* **Task details**:
Search the listing below for the word "aktivnosti" and copy each line that holds it.

───

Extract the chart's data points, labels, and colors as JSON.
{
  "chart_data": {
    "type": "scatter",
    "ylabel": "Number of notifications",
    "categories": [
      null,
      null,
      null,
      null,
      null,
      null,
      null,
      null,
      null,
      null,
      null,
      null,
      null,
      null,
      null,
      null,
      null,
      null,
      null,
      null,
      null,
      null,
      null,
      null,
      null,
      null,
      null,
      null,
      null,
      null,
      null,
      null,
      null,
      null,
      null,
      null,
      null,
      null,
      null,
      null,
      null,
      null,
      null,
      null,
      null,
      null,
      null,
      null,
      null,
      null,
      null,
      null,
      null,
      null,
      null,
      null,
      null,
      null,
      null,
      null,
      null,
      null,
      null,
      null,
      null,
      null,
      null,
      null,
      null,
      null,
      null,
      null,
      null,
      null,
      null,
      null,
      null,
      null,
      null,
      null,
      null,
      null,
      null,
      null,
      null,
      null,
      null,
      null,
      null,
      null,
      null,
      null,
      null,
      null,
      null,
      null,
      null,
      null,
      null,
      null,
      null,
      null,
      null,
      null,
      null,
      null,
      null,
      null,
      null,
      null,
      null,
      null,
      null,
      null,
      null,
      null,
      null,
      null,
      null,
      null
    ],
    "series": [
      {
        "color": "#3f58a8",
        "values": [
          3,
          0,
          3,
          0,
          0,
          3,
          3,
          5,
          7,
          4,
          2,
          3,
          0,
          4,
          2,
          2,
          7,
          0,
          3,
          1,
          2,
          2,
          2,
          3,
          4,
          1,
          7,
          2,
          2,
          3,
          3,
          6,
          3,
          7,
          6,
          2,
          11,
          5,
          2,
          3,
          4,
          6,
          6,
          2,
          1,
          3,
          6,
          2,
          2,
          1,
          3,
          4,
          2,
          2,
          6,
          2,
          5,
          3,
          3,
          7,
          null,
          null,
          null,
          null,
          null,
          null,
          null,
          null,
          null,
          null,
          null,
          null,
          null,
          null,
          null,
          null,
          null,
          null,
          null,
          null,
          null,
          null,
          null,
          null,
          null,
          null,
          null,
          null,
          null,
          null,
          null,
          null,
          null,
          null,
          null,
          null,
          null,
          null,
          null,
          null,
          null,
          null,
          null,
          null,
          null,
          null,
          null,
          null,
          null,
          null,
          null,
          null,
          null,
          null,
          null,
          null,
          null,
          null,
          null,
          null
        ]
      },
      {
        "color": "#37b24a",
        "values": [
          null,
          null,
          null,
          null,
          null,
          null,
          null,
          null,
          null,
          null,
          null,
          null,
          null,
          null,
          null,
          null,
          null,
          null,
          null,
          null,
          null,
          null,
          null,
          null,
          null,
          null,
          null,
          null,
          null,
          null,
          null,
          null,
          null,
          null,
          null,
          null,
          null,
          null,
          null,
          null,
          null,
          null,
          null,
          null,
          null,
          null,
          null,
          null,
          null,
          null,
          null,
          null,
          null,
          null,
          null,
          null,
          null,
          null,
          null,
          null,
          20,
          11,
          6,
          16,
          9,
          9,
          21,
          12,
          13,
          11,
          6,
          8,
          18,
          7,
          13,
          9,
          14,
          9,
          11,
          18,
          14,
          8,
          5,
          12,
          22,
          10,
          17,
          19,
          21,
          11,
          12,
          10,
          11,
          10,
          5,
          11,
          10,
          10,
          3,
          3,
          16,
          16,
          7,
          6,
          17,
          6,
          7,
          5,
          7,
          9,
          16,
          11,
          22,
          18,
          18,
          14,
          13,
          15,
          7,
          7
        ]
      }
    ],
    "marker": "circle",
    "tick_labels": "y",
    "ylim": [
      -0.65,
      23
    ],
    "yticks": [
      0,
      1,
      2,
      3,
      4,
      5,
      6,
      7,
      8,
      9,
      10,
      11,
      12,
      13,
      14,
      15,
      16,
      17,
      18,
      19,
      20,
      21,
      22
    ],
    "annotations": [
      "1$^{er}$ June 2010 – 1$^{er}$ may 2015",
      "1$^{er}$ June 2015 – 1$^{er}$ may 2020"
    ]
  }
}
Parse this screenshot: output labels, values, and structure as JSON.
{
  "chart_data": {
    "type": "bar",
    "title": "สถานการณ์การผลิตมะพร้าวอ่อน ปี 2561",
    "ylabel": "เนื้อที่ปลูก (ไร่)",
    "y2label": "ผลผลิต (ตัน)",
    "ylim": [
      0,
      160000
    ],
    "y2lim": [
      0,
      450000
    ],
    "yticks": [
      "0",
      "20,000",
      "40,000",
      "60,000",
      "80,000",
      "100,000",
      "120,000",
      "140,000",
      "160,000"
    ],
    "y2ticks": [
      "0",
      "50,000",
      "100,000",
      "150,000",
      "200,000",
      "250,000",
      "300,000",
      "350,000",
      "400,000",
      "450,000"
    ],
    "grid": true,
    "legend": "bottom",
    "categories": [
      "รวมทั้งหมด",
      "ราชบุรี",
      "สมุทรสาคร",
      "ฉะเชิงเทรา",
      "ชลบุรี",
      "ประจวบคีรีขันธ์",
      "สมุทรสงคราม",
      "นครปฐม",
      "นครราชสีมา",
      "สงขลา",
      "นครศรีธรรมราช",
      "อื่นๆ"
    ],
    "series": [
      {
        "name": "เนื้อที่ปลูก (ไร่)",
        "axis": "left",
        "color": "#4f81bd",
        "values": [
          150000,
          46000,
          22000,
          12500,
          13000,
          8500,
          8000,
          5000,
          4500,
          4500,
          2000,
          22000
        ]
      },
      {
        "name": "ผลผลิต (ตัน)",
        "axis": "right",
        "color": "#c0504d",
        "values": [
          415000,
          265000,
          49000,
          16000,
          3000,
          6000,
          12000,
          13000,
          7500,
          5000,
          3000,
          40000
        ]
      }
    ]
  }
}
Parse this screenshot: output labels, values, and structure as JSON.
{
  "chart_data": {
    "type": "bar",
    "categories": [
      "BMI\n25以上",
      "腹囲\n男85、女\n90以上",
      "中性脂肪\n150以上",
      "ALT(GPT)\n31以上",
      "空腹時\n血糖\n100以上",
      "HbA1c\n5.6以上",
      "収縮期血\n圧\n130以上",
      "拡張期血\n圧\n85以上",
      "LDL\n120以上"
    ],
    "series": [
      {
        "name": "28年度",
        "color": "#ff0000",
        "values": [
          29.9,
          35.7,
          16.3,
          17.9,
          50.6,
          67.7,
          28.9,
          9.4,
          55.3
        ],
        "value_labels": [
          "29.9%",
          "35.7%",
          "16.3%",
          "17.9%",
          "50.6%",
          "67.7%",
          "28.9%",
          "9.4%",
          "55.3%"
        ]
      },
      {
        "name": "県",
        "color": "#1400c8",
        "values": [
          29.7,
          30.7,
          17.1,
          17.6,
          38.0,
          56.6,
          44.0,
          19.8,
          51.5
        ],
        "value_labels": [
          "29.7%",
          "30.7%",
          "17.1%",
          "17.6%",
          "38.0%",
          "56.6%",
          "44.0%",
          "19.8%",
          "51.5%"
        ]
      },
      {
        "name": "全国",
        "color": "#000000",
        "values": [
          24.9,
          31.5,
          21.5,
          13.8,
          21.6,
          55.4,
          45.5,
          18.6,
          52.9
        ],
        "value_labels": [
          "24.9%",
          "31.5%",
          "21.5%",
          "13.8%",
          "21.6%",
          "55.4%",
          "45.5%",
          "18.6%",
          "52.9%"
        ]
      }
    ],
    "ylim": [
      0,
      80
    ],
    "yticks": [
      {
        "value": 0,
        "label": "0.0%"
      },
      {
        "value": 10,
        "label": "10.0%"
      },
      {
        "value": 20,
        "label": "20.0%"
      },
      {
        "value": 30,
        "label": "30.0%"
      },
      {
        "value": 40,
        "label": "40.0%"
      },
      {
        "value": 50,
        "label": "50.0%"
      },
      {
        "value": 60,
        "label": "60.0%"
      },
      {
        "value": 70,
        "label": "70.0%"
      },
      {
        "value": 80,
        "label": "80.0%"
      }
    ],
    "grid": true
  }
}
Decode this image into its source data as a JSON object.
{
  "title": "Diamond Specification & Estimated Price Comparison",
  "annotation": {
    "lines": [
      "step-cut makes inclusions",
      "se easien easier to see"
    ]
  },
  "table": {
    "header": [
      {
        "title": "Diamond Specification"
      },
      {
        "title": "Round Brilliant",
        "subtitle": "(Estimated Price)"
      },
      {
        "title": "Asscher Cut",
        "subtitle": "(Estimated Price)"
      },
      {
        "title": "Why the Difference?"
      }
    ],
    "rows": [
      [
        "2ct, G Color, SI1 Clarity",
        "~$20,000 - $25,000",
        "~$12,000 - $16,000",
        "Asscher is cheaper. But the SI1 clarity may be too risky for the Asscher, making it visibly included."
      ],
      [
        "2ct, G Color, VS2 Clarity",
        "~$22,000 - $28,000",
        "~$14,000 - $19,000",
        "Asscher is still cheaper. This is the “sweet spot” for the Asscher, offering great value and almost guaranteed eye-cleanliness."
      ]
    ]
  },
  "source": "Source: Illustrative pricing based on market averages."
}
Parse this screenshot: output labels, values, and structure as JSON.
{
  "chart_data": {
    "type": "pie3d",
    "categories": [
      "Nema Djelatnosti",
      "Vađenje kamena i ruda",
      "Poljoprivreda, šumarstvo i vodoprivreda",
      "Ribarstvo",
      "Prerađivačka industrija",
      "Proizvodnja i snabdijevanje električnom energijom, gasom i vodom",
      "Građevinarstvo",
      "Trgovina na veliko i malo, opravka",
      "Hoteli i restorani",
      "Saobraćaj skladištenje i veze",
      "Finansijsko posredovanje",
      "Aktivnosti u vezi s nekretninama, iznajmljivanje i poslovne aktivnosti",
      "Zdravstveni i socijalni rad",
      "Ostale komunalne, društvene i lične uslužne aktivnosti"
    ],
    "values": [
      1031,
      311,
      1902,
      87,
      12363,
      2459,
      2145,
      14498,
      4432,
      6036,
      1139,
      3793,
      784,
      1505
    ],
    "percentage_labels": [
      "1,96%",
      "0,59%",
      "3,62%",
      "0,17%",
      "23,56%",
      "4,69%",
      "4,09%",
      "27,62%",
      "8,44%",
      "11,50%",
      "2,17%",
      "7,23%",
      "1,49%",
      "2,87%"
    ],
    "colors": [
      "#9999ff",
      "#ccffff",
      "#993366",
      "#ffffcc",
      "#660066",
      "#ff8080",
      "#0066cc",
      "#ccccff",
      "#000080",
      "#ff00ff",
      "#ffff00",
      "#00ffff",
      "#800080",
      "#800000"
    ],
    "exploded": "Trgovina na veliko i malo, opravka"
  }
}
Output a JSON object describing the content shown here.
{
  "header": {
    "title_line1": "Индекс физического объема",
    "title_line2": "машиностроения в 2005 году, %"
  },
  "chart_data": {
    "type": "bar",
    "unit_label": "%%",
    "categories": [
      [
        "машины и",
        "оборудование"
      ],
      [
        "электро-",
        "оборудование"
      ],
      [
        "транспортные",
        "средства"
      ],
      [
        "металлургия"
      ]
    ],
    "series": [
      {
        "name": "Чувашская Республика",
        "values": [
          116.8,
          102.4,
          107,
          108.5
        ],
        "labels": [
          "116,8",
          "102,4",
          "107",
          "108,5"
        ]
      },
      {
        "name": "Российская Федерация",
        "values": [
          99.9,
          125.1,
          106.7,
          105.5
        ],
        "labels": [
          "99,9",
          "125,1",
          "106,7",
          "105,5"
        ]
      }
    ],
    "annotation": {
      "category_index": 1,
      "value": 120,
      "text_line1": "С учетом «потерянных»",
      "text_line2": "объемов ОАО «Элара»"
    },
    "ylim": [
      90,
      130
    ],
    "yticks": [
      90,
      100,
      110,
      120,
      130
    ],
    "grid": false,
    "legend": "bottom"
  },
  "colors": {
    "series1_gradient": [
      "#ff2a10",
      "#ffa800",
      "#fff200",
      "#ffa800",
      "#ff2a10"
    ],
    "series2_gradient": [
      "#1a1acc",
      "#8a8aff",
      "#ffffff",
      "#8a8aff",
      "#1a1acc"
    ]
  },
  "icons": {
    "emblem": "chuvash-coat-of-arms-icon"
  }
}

───

* **Exercise response**:
      "Aktivnosti u vezi s nekretninama, iznajmljivanje i poslovne aktivnosti",
      "Ostale komunalne, društvene i lične uslužne aktivnosti"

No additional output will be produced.